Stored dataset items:

>>>>>

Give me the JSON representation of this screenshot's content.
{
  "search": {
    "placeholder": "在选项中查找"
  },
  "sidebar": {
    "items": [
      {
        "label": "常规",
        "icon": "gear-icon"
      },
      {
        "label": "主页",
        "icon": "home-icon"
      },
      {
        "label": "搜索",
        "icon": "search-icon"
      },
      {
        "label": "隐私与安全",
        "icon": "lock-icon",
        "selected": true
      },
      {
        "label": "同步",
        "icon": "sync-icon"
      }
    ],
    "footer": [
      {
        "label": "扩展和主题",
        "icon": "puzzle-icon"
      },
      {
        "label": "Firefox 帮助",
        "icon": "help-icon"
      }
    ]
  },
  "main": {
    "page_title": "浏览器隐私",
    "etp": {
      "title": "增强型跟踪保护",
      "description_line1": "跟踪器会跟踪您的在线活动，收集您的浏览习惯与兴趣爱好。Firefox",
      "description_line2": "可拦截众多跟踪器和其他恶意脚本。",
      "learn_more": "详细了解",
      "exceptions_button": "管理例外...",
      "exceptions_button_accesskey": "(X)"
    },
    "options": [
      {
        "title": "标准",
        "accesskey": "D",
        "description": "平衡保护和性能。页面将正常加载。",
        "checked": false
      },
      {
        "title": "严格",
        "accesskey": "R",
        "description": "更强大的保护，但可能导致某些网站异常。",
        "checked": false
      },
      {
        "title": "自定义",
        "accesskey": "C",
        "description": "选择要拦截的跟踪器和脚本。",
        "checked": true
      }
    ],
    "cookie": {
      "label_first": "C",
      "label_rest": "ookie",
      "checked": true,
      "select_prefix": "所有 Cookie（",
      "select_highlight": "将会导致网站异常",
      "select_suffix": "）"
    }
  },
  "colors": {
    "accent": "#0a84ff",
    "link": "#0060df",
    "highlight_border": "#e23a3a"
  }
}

<<<<<

Task directions. Say how many lines in the entries contain the string "icon", and leave out everything else.

Correct response. 7